§ Instructions for the task
Copy every entry word for word. Skip the pictures.

§ Data entries

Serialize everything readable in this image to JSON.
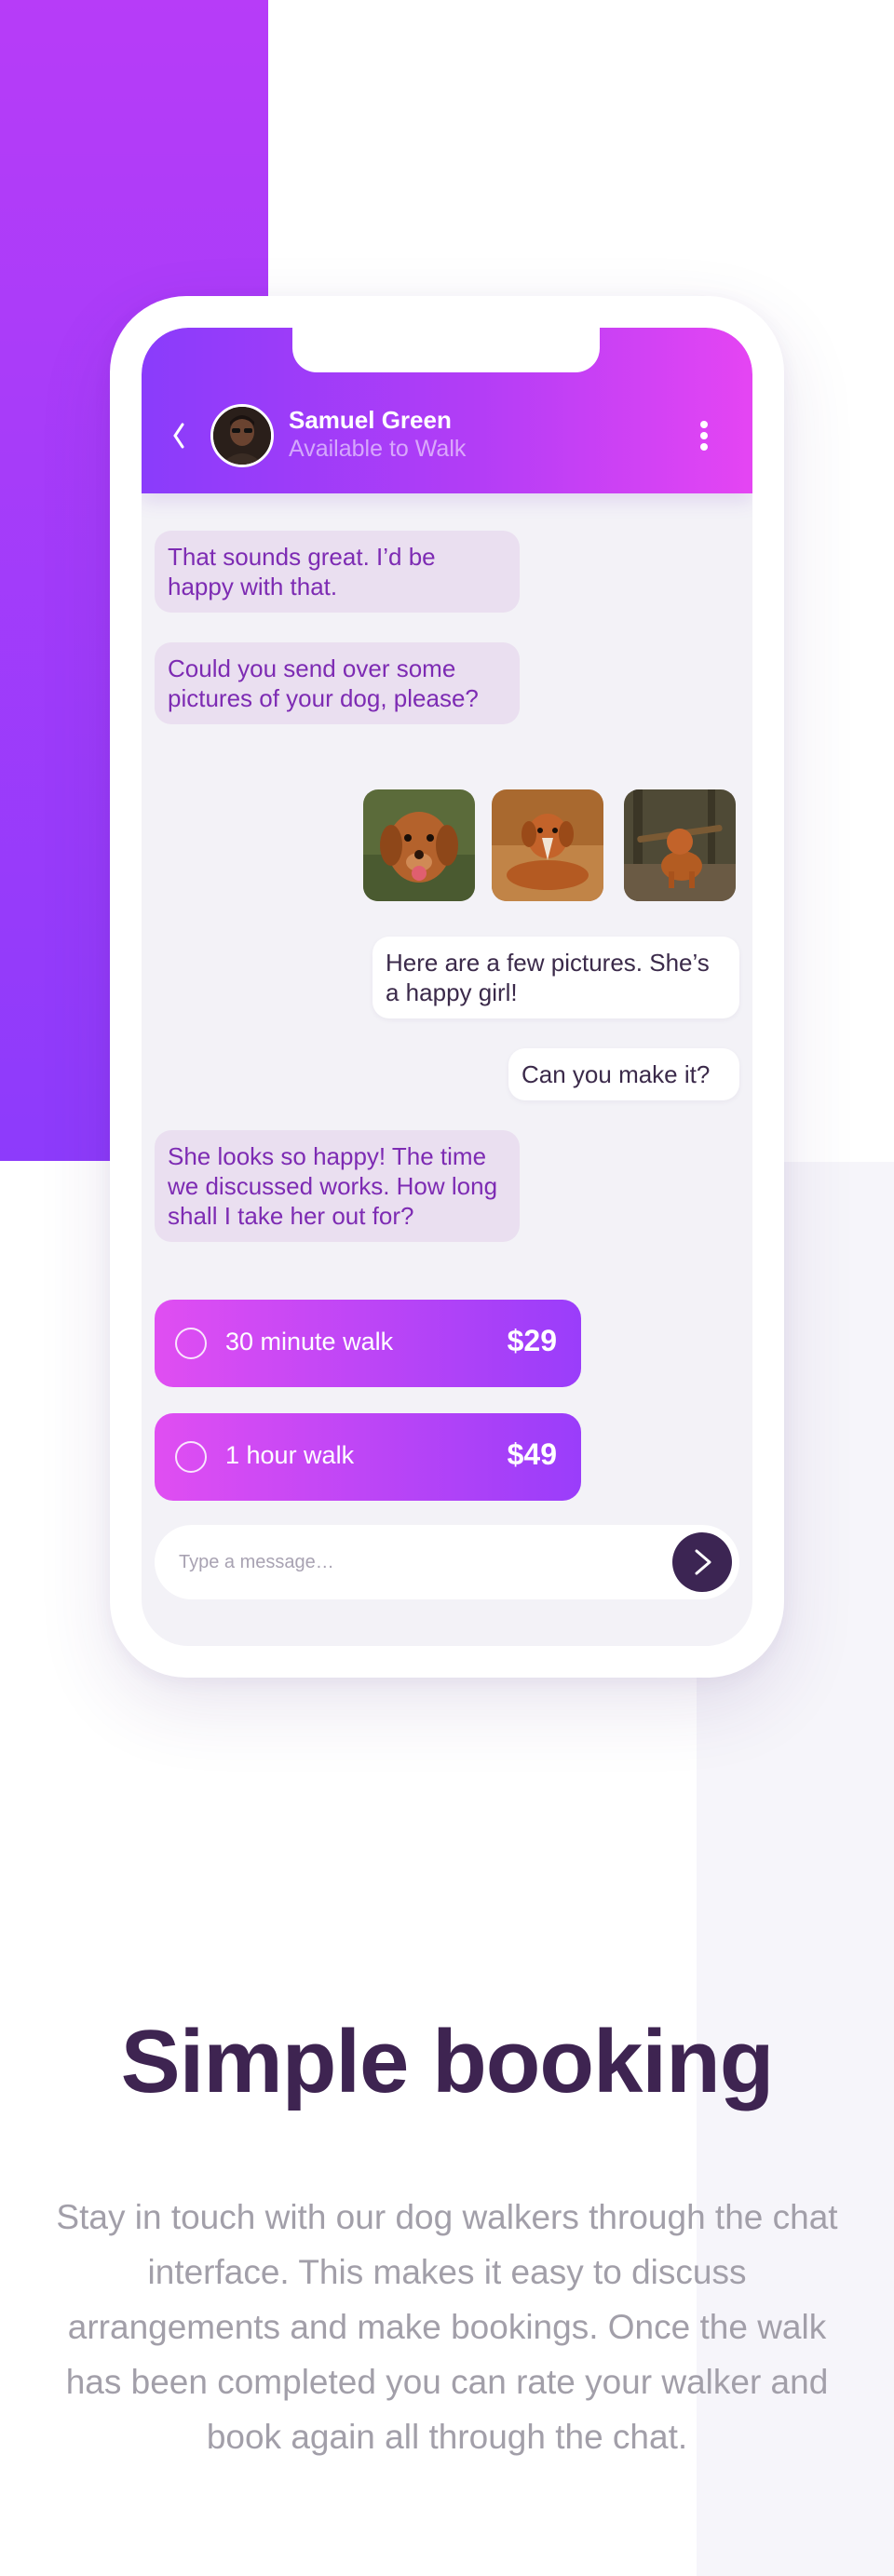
{
  "chat": {
    "contact_name": "Samuel Green",
    "contact_status": "Available to Walk",
    "messages": {
      "m1": "That sounds great. I’d be happy with that.",
      "m2": "Could you send over some pictures of your dog, please?",
      "m3": "Here are a few pictures. She’s a happy girl!",
      "m4": "Can you make it?",
      "m5": "She looks so happy! The time we discussed works. How long shall I take her out for?"
    },
    "options": [
      {
        "label": "30 minute walk",
        "price": "$29"
      },
      {
        "label": "1 hour walk",
        "price": "$49"
      }
    ],
    "input_placeholder": "Type a message…"
  },
  "section": {
    "title": "Simple booking",
    "description": "Stay in touch with our dog walkers through the chat interface. This makes it easy to discuss arrangements and make bookings. Once the walk has been completed you can rate your walker and book again all through the chat."
  },
  "colors": {
    "brand_purple": "#8a3cfb",
    "brand_magenta": "#e545f3",
    "dark_title": "#3e2451",
    "incoming_bubble": "#eadff0"
  }
}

§ The response
Serialize everything readable in this image to JSON.
{
  "chat": {
    "contact_name": "Samuel Green",
    "contact_status": "Available to Walk",
    "messages": {
      "m1": "That sounds great. I’d be happy with that.",
      "m2": "Could you send over some pictures of your dog, please?",
      "m3": "Here are a few pictures. She’s a happy girl!",
      "m4": "Can you make it?",
      "m5": "She looks so happy! The time we discussed works. How long shall I take her out for?"
    },
    "options": [
      {
        "label": "30 minute walk",
        "price": "$29"
      },
      {
        "label": "1 hour walk",
        "price": "$49"
      }
    ],
    "input_placeholder": "Type a message…"
  },
  "section": {
    "title": "Simple booking",
    "description": "Stay in touch with our dog walkers through the chat interface. This makes it easy to discuss arrangements and make bookings. Once the walk has been completed you can rate your walker and book again all through the chat."
  },
  "colors": {
    "brand_purple": "#8a3cfb",
    "brand_magenta": "#e545f3",
    "dark_title": "#3e2451",
    "incoming_bubble": "#eadff0"
  }
}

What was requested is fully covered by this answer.